**Collected data entries:**
....

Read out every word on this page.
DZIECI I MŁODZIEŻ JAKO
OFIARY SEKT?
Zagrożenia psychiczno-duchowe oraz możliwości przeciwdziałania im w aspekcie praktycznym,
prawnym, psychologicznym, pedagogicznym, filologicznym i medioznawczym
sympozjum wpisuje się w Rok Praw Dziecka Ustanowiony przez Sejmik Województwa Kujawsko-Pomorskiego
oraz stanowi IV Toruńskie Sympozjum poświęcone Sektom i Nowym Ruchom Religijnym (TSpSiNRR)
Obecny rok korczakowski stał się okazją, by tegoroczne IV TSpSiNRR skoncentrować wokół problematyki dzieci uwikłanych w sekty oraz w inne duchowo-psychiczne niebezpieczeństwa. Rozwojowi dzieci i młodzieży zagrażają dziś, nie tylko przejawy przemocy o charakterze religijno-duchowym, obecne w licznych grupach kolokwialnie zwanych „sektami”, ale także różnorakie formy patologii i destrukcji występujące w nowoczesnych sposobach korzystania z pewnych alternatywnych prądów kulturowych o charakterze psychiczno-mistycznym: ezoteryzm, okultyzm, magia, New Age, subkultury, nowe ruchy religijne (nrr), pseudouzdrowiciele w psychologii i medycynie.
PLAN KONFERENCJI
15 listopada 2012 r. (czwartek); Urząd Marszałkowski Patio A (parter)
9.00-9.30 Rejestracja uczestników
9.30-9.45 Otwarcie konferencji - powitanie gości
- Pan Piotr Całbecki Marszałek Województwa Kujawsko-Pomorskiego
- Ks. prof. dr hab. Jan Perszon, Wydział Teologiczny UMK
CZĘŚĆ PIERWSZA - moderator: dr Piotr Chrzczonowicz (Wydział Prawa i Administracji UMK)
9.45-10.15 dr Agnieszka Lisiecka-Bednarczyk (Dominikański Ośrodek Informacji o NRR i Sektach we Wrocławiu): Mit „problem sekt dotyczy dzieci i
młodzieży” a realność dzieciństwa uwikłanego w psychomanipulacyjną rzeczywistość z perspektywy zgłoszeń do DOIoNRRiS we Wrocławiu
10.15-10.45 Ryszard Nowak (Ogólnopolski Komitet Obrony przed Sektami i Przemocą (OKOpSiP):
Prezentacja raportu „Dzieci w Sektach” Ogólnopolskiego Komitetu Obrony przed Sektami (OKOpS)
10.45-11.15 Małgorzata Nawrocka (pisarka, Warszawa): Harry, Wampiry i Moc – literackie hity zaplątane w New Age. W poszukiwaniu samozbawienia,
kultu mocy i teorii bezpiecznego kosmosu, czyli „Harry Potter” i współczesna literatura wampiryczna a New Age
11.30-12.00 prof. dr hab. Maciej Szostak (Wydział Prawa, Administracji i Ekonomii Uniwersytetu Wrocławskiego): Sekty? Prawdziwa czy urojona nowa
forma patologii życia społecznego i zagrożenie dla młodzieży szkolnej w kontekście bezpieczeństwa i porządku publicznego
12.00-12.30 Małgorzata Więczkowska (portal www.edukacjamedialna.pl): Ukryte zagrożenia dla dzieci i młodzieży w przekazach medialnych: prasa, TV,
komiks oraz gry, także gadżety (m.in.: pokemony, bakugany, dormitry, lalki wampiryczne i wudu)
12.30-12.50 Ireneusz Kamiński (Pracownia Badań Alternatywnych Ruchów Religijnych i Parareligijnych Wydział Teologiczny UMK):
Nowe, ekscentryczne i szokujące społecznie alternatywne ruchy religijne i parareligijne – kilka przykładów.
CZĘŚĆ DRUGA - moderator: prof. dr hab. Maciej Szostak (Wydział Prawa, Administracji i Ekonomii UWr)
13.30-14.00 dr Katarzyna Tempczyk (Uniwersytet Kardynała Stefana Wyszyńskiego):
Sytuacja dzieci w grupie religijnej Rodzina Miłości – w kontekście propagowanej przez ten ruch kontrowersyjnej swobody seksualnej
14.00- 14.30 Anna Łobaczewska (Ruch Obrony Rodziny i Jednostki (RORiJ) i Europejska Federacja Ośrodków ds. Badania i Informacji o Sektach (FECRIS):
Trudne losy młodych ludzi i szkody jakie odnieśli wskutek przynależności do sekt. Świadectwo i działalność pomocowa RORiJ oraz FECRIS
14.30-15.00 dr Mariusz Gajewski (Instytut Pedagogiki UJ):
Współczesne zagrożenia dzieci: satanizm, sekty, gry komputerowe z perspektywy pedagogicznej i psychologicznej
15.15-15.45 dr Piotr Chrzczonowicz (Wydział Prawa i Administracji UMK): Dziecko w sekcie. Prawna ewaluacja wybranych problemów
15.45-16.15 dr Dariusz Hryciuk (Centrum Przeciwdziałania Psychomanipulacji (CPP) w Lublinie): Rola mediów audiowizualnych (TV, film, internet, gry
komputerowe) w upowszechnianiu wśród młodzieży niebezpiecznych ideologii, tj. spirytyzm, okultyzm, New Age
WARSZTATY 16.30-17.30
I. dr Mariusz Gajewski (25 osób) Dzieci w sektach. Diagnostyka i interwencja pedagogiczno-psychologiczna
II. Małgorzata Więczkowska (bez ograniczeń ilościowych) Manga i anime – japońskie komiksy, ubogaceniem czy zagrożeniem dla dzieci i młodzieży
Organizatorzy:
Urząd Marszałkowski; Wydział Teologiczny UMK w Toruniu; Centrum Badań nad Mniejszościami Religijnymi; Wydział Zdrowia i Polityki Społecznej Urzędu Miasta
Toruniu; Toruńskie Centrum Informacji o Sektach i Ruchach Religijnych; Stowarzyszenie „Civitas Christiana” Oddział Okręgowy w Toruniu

....

**EXERCISE BRIEF:** Pull out every line of the records that includes the string "młodzieży".

**RESULT FOR THIS EXERCISE:**
Obecny rok korczakowski stał się okazją, by tegoroczne IV TSpSiNRR skoncentrować wokół problematyki dzieci uwikłanych w sekty oraz w inne duchowo-psychiczne niebezpieczeństwa. Rozwojowi dzieci i młodzieży zagrażają dziś, nie tylko przejawy przemocy o charakterze religijno-duchowym, obecne w licznych grupach kolokwialnie zwanych „sektami”, ale także różnorakie formy patologii i destrukcji występujące w nowoczesnych sposobach korzystania z pewnych alternatywnych prądów kulturowych o charakterze psychiczno-mistycznym: ezoteryzm, okultyzm, magia, New Age, subkultury, nowe ruchy religijne (nrr), pseudouzdrowiciele w psychologii i medycynie.
młodzieży” a realność dzieciństwa uwikłanego w psychomanipulacyjną rzeczywistość z perspektywy zgłoszeń do DOIoNRRiS we Wrocławiu
forma patologii życia społecznego i zagrożenie dla młodzieży szkolnej w kontekście bezpieczeństwa i porządku publicznego
12.00-12.30 Małgorzata Więczkowska (portal www.edukacjamedialna.pl): Ukryte zagrożenia dla dzieci i młodzieży w przekazach medialnych: prasa, TV,
komputerowe) w upowszechnianiu wśród młodzieży niebezpiecznych ideologii, tj. spirytyzm, okultyzm, New Age
II. Małgorzata Więczkowska (bez ograniczeń ilościowych) Manga i anime – japońskie komiksy, ubogaceniem czy zagrożeniem dla dzieci i młodzieży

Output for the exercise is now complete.